- REQUIREMENTS -
• A. In the blog post about the new Emil and the Detectives translation, which publisher is named as issuing the new translation?
• B. Extract the passage of the blog post between "One thing about" and "And read it.", inclusive.
• C. Decide whether each statement agrees with the blog post, answering yes or no and quoting the words that settle it: (i) The translator set out to put the story into a contemporary, colloquial American idiom. (ii) The blogger credits W. Martin with a good ear for current American childhood lingo. (iii) The line "Dude, that's so awesome!" is cited from page 79.

- SOURCE DOCUMENT -
One thing about this blog business is that a blogger as vain as YHB is always at risk of spending an hour re-reading old notes. It’s sad, really. Like Krapp, narrowing my input to my output. Anyway, a month or so ago, I was browsing my backside, as it were, when I happened to notice the note about reading Emil and the Detectives, in which I mention that the Overlook Press is publishing a new translation. So, having been reminded, and having been reminded that I haven’t seen the book since it came out last year, I finally went and got the new translation. And read it.
And it stinks.
What W. Martin, the translator, decided to do (according to the translator’s note) is to “render the story—which is as universal as it is local—into a contemporary, colloquial American idiom.” This is a mistake. At least if the book is going to be largely faithful, sentence to sentence, to Erich Kästner’s original, it’s a mistake, because then you have horse-drawn streetcars and bowler hats and a boy with a bicycle horn saying “Dude, that’s so awesome!” (p. 79) Very disconcerting.
What makes it worse, though, is that W. Martin does not have a good ear for current American childhood lingo. So Gus says “Listen, this thing with the robber is cool. It’s awesome, actually! So unless you have a problem with it, I’d like to help out.” (p. 80)

(Dataset rows)
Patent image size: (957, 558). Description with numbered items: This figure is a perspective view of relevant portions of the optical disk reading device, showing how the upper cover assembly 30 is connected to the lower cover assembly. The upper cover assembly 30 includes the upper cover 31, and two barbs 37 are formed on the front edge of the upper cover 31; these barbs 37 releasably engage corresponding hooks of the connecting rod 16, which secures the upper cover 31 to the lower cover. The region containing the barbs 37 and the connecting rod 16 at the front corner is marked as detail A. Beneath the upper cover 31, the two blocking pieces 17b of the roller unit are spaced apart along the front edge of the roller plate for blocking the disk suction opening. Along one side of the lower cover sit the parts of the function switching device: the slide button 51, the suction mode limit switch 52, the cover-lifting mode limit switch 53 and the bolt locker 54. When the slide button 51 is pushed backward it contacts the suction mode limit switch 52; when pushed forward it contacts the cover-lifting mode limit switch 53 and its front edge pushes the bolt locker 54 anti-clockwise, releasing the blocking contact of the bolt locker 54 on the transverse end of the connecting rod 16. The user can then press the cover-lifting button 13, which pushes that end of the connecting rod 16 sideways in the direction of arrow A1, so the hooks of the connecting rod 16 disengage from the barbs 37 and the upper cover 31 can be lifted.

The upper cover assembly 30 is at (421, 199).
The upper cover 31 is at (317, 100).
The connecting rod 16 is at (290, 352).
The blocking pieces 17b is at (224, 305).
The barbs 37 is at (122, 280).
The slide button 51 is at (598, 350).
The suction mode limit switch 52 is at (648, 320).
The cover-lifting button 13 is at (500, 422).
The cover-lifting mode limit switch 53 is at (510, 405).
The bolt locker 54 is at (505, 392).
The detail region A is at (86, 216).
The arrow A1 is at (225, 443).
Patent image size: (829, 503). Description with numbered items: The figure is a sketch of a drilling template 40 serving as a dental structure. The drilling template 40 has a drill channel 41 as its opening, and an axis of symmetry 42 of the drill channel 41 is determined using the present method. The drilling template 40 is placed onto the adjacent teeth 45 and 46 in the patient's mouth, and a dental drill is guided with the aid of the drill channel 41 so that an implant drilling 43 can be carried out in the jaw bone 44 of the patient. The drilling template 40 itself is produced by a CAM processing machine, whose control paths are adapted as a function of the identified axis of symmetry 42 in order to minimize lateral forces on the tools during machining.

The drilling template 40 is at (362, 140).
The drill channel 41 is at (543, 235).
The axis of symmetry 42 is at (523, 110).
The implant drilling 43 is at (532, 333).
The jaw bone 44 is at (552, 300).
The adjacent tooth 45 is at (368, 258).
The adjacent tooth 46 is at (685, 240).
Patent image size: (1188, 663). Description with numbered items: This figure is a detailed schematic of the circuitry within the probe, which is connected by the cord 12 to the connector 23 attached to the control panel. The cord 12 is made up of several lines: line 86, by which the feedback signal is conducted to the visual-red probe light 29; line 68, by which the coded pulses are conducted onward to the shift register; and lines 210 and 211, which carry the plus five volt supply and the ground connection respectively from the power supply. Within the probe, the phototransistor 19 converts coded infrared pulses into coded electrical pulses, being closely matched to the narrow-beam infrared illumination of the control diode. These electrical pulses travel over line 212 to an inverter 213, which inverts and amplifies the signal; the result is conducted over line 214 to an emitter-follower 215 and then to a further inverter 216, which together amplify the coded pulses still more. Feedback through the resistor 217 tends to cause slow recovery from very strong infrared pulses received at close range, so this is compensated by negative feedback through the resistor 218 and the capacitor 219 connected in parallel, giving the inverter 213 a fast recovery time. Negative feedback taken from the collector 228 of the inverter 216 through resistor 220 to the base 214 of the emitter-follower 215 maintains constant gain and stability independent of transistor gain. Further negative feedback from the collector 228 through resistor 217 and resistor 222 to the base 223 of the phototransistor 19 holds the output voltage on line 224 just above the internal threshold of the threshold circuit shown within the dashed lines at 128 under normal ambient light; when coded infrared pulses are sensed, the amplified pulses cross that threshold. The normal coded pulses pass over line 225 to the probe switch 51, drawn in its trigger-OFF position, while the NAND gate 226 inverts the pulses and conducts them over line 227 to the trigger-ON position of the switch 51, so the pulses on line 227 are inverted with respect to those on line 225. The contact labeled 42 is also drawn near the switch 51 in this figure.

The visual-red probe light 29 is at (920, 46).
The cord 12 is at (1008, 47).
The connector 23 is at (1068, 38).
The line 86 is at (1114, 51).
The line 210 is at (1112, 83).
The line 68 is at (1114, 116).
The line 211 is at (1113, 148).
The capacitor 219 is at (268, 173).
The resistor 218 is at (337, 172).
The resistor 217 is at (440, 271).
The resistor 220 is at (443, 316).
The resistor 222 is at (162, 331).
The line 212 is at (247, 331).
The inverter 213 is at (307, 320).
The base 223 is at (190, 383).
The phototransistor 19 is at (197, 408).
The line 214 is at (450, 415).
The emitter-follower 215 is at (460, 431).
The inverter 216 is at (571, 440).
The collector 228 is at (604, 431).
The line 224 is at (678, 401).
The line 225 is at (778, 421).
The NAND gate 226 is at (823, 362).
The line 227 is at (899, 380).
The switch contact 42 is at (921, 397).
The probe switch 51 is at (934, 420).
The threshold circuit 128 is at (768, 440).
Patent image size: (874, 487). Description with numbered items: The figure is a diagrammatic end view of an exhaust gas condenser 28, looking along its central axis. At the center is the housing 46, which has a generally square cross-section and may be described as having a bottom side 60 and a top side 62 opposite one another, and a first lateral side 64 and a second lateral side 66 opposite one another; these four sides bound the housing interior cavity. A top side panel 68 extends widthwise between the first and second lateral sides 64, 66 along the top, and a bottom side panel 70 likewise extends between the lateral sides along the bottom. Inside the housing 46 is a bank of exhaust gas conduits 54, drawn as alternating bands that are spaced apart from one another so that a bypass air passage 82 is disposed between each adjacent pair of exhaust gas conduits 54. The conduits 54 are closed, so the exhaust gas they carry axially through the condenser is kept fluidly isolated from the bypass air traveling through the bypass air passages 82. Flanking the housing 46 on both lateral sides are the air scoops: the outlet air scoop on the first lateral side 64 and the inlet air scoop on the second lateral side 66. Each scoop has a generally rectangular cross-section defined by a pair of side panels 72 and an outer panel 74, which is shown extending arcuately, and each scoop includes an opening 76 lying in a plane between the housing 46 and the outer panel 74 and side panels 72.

- RESULTS -
• A. The Overlook Press

• B.
One thing about this blog business is that a blogger as vain as YHB is always at risk of spending an hour re-reading old notes. It’s sad, really. Like Krapp, narrowing my input to my output. Anyway, a month or so ago, I was browsing my backside, as it were, when I happened to notice the note about reading Emil and the Detectives, in which I mention that the Overlook Press is publishing a new translation. So, having been reminded, and having been reminded that I haven’t seen the book since it came out last year, I finally went and got the new translation. And read it.

• C.
(i) Yes: "render the story—which is as universal as it is local—into a contemporary, colloquial American idiom."
(ii) No: "W. Martin does not have a good ear for current American childhood lingo."
(iii) Yes: "“Dude, that’s so awesome!” (p. 79)"